## begin Dataset extract
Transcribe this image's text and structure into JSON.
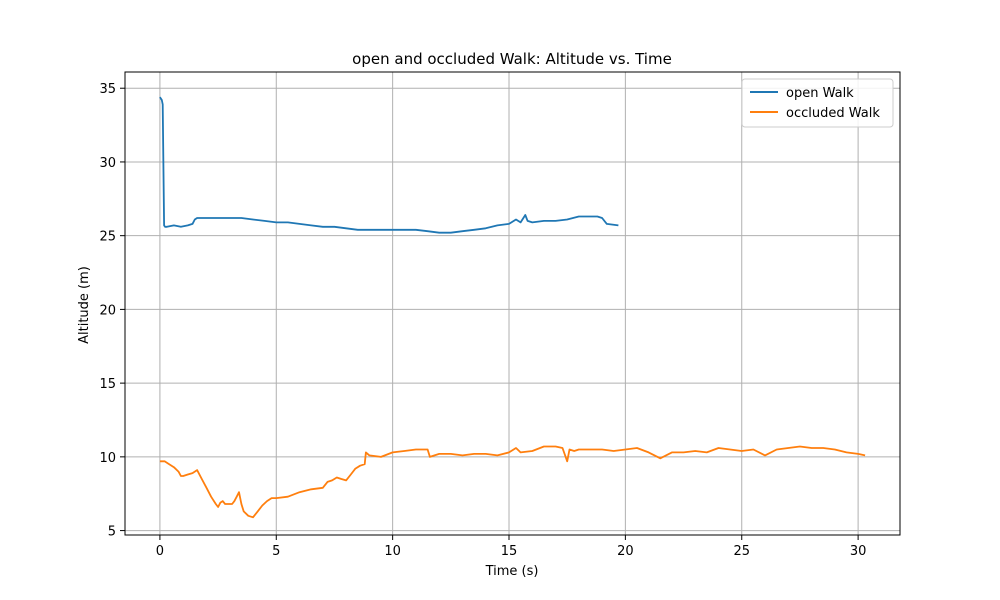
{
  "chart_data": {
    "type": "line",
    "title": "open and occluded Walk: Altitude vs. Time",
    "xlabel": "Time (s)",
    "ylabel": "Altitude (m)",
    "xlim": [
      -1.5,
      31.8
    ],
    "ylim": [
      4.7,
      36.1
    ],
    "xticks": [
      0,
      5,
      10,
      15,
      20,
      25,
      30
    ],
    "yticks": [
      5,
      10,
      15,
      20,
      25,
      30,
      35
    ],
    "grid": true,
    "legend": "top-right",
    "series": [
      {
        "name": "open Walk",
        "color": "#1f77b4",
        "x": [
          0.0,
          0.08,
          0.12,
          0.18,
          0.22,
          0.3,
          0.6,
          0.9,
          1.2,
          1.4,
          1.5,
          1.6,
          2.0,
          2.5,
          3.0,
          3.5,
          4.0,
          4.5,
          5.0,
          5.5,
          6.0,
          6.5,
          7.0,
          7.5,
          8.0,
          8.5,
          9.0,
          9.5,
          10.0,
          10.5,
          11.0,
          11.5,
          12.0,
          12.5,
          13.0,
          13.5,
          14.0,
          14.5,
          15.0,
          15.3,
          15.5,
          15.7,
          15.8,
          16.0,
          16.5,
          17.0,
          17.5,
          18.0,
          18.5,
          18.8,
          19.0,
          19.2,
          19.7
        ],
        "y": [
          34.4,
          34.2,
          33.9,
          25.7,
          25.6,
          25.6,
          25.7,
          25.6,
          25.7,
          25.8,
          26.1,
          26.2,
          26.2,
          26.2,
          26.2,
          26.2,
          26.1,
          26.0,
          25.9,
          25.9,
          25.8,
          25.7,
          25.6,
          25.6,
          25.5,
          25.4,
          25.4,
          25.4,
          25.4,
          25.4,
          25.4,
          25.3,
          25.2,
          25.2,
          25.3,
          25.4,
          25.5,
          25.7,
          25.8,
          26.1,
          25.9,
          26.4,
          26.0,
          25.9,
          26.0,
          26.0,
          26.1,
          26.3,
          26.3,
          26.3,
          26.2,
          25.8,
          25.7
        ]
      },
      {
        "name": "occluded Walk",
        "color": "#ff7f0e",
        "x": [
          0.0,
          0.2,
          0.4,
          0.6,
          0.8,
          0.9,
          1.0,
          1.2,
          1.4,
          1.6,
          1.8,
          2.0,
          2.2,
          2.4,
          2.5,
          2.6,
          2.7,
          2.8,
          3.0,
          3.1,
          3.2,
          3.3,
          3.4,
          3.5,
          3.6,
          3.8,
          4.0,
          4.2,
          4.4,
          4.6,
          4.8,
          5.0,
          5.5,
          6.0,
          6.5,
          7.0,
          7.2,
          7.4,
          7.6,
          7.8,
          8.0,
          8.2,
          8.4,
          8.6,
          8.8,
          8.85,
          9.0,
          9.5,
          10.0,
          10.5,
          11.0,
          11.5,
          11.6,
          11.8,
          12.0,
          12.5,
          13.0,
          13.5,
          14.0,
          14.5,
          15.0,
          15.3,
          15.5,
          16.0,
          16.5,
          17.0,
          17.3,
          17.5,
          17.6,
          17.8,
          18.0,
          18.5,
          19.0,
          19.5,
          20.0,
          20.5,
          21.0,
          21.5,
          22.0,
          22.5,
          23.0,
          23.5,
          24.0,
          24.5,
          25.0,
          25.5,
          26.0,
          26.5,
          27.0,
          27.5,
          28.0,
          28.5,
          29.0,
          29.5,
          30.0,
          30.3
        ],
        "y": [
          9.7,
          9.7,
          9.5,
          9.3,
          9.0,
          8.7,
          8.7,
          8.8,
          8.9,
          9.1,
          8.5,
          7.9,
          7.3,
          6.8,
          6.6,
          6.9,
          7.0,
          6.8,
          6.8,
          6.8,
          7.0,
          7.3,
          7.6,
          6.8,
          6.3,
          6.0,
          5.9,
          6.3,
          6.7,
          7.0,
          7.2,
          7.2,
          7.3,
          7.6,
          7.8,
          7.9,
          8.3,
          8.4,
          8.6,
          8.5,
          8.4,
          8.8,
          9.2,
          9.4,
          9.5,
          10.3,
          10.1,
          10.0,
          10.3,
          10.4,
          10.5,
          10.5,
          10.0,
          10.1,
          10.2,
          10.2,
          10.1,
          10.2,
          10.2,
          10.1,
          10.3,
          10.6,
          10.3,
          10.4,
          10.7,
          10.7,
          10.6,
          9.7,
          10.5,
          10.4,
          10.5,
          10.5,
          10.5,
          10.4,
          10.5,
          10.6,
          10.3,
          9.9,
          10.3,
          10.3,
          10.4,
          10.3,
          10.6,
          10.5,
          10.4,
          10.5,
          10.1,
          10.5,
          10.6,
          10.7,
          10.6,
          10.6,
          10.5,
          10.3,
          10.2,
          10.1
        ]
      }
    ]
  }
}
## end Dataset extract
◆ **Stated problem**
All entries must be written out again exactly as given, with no pictures in the copy.

◆ **Result of this exercise**
Transcribe this image's text and structure into JSON.
{
  "chart_data": {
    "type": "line",
    "title": "open and occluded Walk: Altitude vs. Time",
    "xlabel": "Time (s)",
    "ylabel": "Altitude (m)",
    "xlim": [
      -1.5,
      31.8
    ],
    "ylim": [
      4.7,
      36.1
    ],
    "xticks": [
      0,
      5,
      10,
      15,
      20,
      25,
      30
    ],
    "yticks": [
      5,
      10,
      15,
      20,
      25,
      30,
      35
    ],
    "grid": true,
    "legend": "top-right",
    "series": [
      {
        "name": "open Walk",
        "color": "#1f77b4",
        "x": [
          0.0,
          0.08,
          0.12,
          0.18,
          0.22,
          0.3,
          0.6,
          0.9,
          1.2,
          1.4,
          1.5,
          1.6,
          2.0,
          2.5,
          3.0,
          3.5,
          4.0,
          4.5,
          5.0,
          5.5,
          6.0,
          6.5,
          7.0,
          7.5,
          8.0,
          8.5,
          9.0,
          9.5,
          10.0,
          10.5,
          11.0,
          11.5,
          12.0,
          12.5,
          13.0,
          13.5,
          14.0,
          14.5,
          15.0,
          15.3,
          15.5,
          15.7,
          15.8,
          16.0,
          16.5,
          17.0,
          17.5,
          18.0,
          18.5,
          18.8,
          19.0,
          19.2,
          19.7
        ],
        "y": [
          34.4,
          34.2,
          33.9,
          25.7,
          25.6,
          25.6,
          25.7,
          25.6,
          25.7,
          25.8,
          26.1,
          26.2,
          26.2,
          26.2,
          26.2,
          26.2,
          26.1,
          26.0,
          25.9,
          25.9,
          25.8,
          25.7,
          25.6,
          25.6,
          25.5,
          25.4,
          25.4,
          25.4,
          25.4,
          25.4,
          25.4,
          25.3,
          25.2,
          25.2,
          25.3,
          25.4,
          25.5,
          25.7,
          25.8,
          26.1,
          25.9,
          26.4,
          26.0,
          25.9,
          26.0,
          26.0,
          26.1,
          26.3,
          26.3,
          26.3,
          26.2,
          25.8,
          25.7
        ]
      },
      {
        "name": "occluded Walk",
        "color": "#ff7f0e",
        "x": [
          0.0,
          0.2,
          0.4,
          0.6,
          0.8,
          0.9,
          1.0,
          1.2,
          1.4,
          1.6,
          1.8,
          2.0,
          2.2,
          2.4,
          2.5,
          2.6,
          2.7,
          2.8,
          3.0,
          3.1,
          3.2,
          3.3,
          3.4,
          3.5,
          3.6,
          3.8,
          4.0,
          4.2,
          4.4,
          4.6,
          4.8,
          5.0,
          5.5,
          6.0,
          6.5,
          7.0,
          7.2,
          7.4,
          7.6,
          7.8,
          8.0,
          8.2,
          8.4,
          8.6,
          8.8,
          8.85,
          9.0,
          9.5,
          10.0,
          10.5,
          11.0,
          11.5,
          11.6,
          11.8,
          12.0,
          12.5,
          13.0,
          13.5,
          14.0,
          14.5,
          15.0,
          15.3,
          15.5,
          16.0,
          16.5,
          17.0,
          17.3,
          17.5,
          17.6,
          17.8,
          18.0,
          18.5,
          19.0,
          19.5,
          20.0,
          20.5,
          21.0,
          21.5,
          22.0,
          22.5,
          23.0,
          23.5,
          24.0,
          24.5,
          25.0,
          25.5,
          26.0,
          26.5,
          27.0,
          27.5,
          28.0,
          28.5,
          29.0,
          29.5,
          30.0,
          30.3
        ],
        "y": [
          9.7,
          9.7,
          9.5,
          9.3,
          9.0,
          8.7,
          8.7,
          8.8,
          8.9,
          9.1,
          8.5,
          7.9,
          7.3,
          6.8,
          6.6,
          6.9,
          7.0,
          6.8,
          6.8,
          6.8,
          7.0,
          7.3,
          7.6,
          6.8,
          6.3,
          6.0,
          5.9,
          6.3,
          6.7,
          7.0,
          7.2,
          7.2,
          7.3,
          7.6,
          7.8,
          7.9,
          8.3,
          8.4,
          8.6,
          8.5,
          8.4,
          8.8,
          9.2,
          9.4,
          9.5,
          10.3,
          10.1,
          10.0,
          10.3,
          10.4,
          10.5,
          10.5,
          10.0,
          10.1,
          10.2,
          10.2,
          10.1,
          10.2,
          10.2,
          10.1,
          10.3,
          10.6,
          10.3,
          10.4,
          10.7,
          10.7,
          10.6,
          9.7,
          10.5,
          10.4,
          10.5,
          10.5,
          10.5,
          10.4,
          10.5,
          10.6,
          10.3,
          9.9,
          10.3,
          10.3,
          10.4,
          10.3,
          10.6,
          10.5,
          10.4,
          10.5,
          10.1,
          10.5,
          10.6,
          10.7,
          10.6,
          10.6,
          10.5,
          10.3,
          10.2,
          10.1
        ]
      }
    ]
  }
}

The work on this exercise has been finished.